| Job |
Pull out each line of the records holding the string "copies".

Source data
## start
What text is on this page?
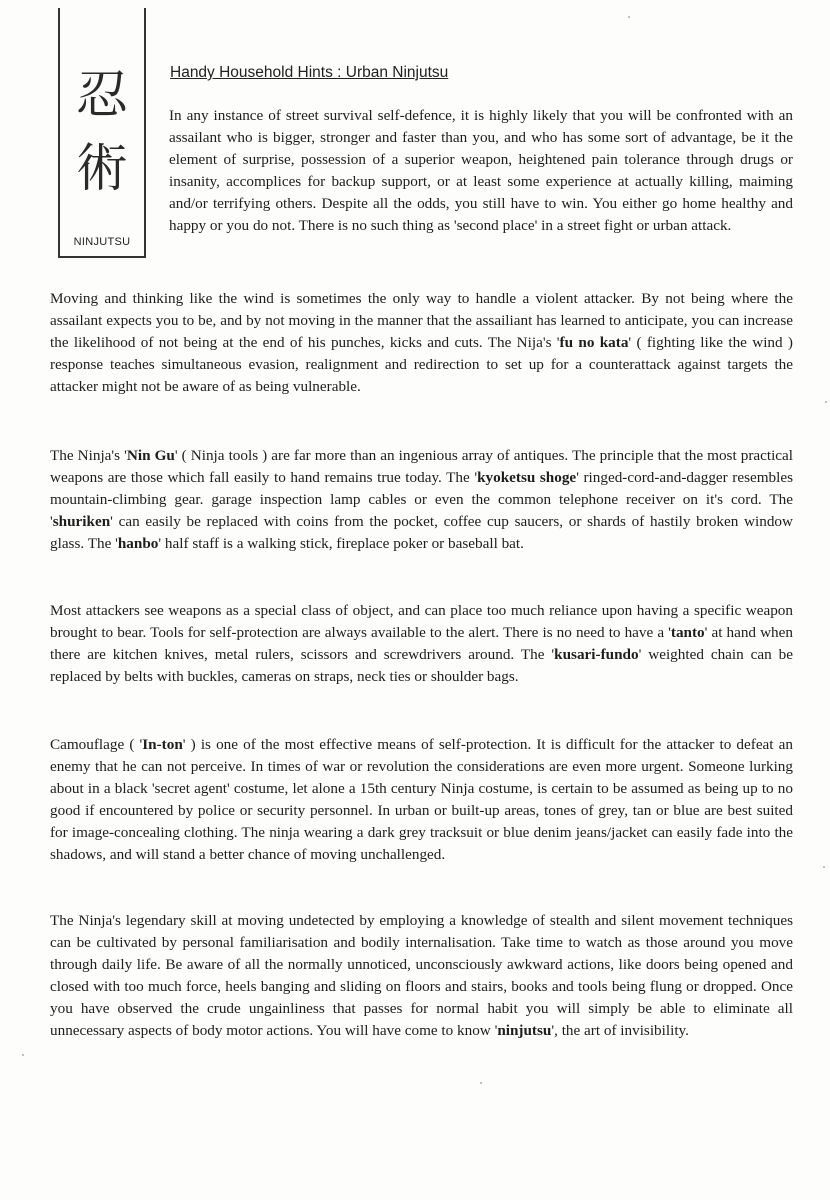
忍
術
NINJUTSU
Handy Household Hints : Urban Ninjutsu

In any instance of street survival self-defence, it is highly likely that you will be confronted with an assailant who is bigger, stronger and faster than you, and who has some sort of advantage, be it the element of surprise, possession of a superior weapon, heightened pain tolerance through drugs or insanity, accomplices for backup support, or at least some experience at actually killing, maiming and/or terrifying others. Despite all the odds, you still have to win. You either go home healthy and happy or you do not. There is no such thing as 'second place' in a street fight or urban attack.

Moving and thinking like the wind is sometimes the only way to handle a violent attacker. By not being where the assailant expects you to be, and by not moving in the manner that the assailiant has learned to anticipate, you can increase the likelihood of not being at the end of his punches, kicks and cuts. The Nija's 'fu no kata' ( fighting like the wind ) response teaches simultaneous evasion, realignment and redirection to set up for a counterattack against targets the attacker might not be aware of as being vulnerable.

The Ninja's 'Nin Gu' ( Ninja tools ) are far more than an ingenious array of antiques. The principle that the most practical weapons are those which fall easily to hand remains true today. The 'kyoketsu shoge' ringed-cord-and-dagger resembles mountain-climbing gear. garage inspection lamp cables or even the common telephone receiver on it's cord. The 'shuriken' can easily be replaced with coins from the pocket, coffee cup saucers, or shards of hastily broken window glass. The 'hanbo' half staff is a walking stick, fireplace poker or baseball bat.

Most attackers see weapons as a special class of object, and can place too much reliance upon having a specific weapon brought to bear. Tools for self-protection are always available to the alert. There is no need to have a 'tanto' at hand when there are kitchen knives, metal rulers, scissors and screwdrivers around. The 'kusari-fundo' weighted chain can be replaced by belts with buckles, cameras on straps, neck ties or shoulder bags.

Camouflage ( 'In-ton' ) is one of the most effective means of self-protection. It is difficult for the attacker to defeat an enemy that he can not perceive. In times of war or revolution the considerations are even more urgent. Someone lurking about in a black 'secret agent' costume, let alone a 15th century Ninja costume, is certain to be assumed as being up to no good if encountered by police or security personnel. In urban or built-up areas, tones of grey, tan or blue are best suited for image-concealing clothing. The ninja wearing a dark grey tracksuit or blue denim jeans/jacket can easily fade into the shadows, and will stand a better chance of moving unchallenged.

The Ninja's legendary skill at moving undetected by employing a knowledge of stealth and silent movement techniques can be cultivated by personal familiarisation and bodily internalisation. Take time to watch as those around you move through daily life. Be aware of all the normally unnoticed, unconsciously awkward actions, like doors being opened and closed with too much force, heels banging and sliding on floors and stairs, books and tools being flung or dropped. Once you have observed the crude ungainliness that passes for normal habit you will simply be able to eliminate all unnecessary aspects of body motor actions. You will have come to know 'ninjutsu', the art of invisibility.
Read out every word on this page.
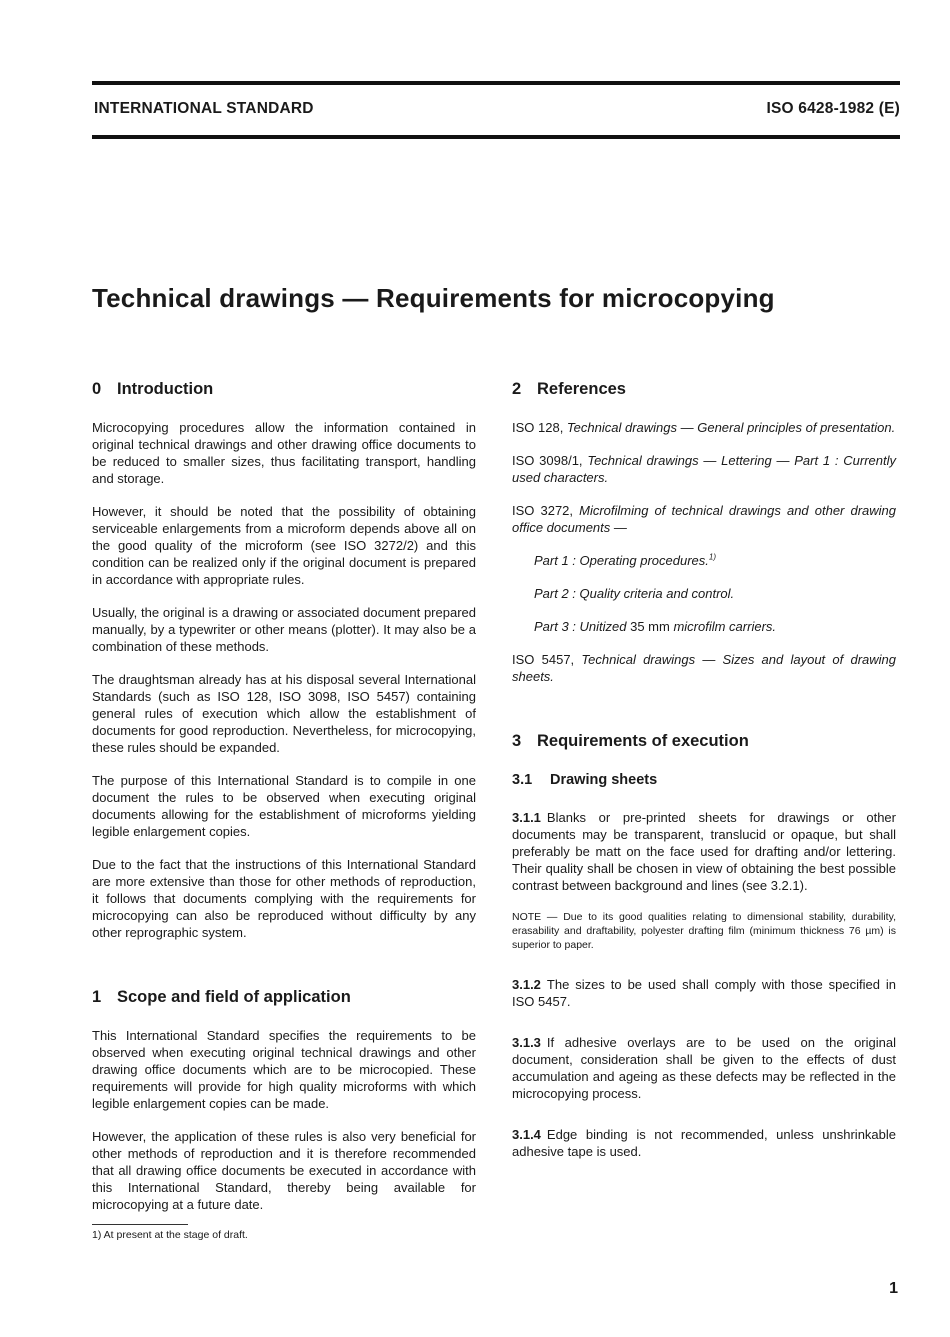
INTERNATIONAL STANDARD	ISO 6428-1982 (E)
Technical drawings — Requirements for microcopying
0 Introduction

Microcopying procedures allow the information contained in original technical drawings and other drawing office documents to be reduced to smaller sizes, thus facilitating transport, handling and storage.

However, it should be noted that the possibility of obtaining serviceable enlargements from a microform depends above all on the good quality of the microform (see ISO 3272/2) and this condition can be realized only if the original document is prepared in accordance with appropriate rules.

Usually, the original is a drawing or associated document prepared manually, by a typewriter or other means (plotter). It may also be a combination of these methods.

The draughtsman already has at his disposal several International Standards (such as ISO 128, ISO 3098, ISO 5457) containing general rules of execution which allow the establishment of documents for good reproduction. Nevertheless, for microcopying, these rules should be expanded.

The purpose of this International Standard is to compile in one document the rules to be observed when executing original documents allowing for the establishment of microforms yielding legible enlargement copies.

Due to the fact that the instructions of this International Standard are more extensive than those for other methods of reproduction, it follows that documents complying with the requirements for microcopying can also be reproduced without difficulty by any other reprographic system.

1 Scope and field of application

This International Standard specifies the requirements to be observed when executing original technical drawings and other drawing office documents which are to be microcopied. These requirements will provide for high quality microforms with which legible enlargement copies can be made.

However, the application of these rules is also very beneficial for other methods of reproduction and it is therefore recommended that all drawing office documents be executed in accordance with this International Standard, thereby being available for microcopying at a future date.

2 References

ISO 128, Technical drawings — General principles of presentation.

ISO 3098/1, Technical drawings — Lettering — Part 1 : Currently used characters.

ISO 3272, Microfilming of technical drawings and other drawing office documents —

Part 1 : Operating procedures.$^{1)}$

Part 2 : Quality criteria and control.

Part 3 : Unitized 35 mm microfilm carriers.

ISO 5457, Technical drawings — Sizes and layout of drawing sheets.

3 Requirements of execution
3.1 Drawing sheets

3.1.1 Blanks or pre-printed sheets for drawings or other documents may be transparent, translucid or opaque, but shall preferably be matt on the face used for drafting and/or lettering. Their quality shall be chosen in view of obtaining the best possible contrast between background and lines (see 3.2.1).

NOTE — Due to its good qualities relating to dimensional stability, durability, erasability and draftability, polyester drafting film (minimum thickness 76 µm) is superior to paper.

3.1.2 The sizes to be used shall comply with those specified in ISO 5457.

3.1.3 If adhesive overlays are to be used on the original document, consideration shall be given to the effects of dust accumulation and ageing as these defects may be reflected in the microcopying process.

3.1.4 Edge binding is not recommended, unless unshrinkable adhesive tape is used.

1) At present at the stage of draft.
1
## end
| Exercise result |
The purpose of this International Standard is to compile in one document the rules to be observed when executing original documents allowing for the establishment of microforms yielding legible enlargement copies.
This International Standard specifies the requirements to be observed when executing original technical drawings and other drawing office documents which are to be microcopied. These requirements will provide for high quality microforms with which legible enlargement copies can be made.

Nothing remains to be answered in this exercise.